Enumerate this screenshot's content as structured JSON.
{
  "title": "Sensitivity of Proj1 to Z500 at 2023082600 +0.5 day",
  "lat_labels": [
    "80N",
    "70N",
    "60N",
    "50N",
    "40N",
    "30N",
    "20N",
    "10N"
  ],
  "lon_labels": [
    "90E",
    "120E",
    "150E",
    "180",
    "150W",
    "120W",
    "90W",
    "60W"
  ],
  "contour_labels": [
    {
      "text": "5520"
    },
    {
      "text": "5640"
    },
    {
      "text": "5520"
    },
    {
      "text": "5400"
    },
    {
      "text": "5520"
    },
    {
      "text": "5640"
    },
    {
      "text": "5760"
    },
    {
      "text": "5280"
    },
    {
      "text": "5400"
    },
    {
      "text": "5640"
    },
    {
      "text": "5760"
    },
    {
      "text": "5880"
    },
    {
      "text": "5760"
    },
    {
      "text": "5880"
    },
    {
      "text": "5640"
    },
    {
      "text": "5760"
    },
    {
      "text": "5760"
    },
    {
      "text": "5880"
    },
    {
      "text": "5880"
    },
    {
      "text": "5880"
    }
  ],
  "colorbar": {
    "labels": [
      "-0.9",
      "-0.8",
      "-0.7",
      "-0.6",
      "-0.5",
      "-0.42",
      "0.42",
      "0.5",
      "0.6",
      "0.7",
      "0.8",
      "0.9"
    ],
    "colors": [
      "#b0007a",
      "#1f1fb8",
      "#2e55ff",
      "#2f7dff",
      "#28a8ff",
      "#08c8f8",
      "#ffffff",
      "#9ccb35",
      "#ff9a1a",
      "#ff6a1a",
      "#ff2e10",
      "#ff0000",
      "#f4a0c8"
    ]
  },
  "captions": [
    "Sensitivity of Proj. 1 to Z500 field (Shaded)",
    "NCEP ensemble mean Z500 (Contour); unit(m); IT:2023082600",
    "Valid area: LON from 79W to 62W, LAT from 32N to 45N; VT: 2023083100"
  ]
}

****

* _AIM OF THE TASK_
Go through the entries and repeat each one exactly.

* _IN RESPONSE_
Enumerate this screenshot's content as structured JSON.
{
  "title": "Sensitivity of Proj1 to Z500 at 2023082600 +0.5 day",
  "lat_labels": [
    "80N",
    "70N",
    "60N",
    "50N",
    "40N",
    "30N",
    "20N",
    "10N"
  ],
  "lon_labels": [
    "90E",
    "120E",
    "150E",
    "180",
    "150W",
    "120W",
    "90W",
    "60W"
  ],
  "contour_labels": [
    {
      "text": "5520"
    },
    {
      "text": "5640"
    },
    {
      "text": "5520"
    },
    {
      "text": "5400"
    },
    {
      "text": "5520"
    },
    {
      "text": "5640"
    },
    {
      "text": "5760"
    },
    {
      "text": "5280"
    },
    {
      "text": "5400"
    },
    {
      "text": "5640"
    },
    {
      "text": "5760"
    },
    {
      "text": "5880"
    },
    {
      "text": "5760"
    },
    {
      "text": "5880"
    },
    {
      "text": "5640"
    },
    {
      "text": "5760"
    },
    {
      "text": "5760"
    },
    {
      "text": "5880"
    },
    {
      "text": "5880"
    },
    {
      "text": "5880"
    }
  ],
  "colorbar": {
    "labels": [
      "-0.9",
      "-0.8",
      "-0.7",
      "-0.6",
      "-0.5",
      "-0.42",
      "0.42",
      "0.5",
      "0.6",
      "0.7",
      "0.8",
      "0.9"
    ],
    "colors": [
      "#b0007a",
      "#1f1fb8",
      "#2e55ff",
      "#2f7dff",
      "#28a8ff",
      "#08c8f8",
      "#ffffff",
      "#9ccb35",
      "#ff9a1a",
      "#ff6a1a",
      "#ff2e10",
      "#ff0000",
      "#f4a0c8"
    ]
  },
  "captions": [
    "Sensitivity of Proj. 1 to Z500 field (Shaded)",
    "NCEP ensemble mean Z500 (Contour); unit(m); IT:2023082600",
    "Valid area: LON from 79W to 62W, LAT from 32N to 45N; VT: 2023083100"
  ]
}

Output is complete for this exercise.